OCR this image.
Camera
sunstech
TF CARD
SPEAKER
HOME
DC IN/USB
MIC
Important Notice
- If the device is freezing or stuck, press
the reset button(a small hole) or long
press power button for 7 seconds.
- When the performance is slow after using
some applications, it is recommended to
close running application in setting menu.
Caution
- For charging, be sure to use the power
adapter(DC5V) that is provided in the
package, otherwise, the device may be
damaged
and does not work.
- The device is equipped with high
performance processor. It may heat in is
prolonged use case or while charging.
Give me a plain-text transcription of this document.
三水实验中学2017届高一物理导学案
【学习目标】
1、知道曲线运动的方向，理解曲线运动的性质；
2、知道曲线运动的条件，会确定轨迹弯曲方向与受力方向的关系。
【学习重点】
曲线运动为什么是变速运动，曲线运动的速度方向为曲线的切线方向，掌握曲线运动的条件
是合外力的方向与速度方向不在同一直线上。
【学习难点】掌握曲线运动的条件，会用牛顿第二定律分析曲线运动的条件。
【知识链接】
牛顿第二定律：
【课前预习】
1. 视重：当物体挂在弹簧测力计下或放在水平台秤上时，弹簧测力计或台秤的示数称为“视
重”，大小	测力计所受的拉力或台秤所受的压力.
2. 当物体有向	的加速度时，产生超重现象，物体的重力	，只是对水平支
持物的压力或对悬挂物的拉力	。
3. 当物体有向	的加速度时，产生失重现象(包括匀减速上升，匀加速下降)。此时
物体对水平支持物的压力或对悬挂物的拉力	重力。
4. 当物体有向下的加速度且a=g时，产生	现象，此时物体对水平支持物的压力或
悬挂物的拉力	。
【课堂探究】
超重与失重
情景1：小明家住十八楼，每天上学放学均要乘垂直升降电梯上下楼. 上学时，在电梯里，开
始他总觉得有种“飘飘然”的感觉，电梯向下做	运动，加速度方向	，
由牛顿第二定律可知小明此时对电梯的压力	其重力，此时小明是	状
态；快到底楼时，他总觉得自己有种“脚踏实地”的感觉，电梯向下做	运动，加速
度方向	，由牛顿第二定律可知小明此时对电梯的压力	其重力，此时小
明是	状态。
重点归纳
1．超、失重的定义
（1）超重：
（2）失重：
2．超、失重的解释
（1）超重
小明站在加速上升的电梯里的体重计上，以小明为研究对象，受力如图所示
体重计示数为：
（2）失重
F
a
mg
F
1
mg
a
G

##############################

## Task description
Each line in the material above must be retyped without alteration.

## Exercise result
OCR this image.
Camera
sunstech
TF CARD
SPEAKER
HOME
DC IN/USB
MIC
Important Notice
- If the device is freezing or stuck, press
the reset button(a small hole) or long
press power button for 7 seconds.
- When the performance is slow after using
some applications, it is recommended to
close running application in setting menu.
Caution
- For charging, be sure to use the power
adapter(DC5V) that is provided in the
package, otherwise, the device may be
damaged
and does not work.
- The device is equipped with high
performance processor. It may heat in is
prolonged use case or while charging.
Give me a plain-text transcription of this document.
三水实验中学2017届高一物理导学案
【学习目标】
1、知道曲线运动的方向，理解曲线运动的性质；
2、知道曲线运动的条件，会确定轨迹弯曲方向与受力方向的关系。
【学习重点】
曲线运动为什么是变速运动，曲线运动的速度方向为曲线的切线方向，掌握曲线运动的条件
是合外力的方向与速度方向不在同一直线上。
【学习难点】掌握曲线运动的条件，会用牛顿第二定律分析曲线运动的条件。
【知识链接】
牛顿第二定律：
【课前预习】
1. 视重：当物体挂在弹簧测力计下或放在水平台秤上时，弹簧测力计或台秤的示数称为“视
重”，大小	测力计所受的拉力或台秤所受的压力.
2. 当物体有向	的加速度时，产生超重现象，物体的重力	，只是对水平支
持物的压力或对悬挂物的拉力	。
3. 当物体有向	的加速度时，产生失重现象(包括匀减速上升，匀加速下降)。此时
物体对水平支持物的压力或对悬挂物的拉力	重力。
4. 当物体有向下的加速度且a=g时，产生	现象，此时物体对水平支持物的压力或
悬挂物的拉力	。
【课堂探究】
超重与失重
情景1：小明家住十八楼，每天上学放学均要乘垂直升降电梯上下楼. 上学时，在电梯里，开
始他总觉得有种“飘飘然”的感觉，电梯向下做	运动，加速度方向	，
由牛顿第二定律可知小明此时对电梯的压力	其重力，此时小明是	状
态；快到底楼时，他总觉得自己有种“脚踏实地”的感觉，电梯向下做	运动，加速
度方向	，由牛顿第二定律可知小明此时对电梯的压力	其重力，此时小
明是	状态。
重点归纳
1．超、失重的定义
（1）超重：
（2）失重：
2．超、失重的解释
（1）超重
小明站在加速上升的电梯里的体重计上，以小明为研究对象，受力如图所示
体重计示数为：
（2）失重
F
a
mg
F
1
mg
a
G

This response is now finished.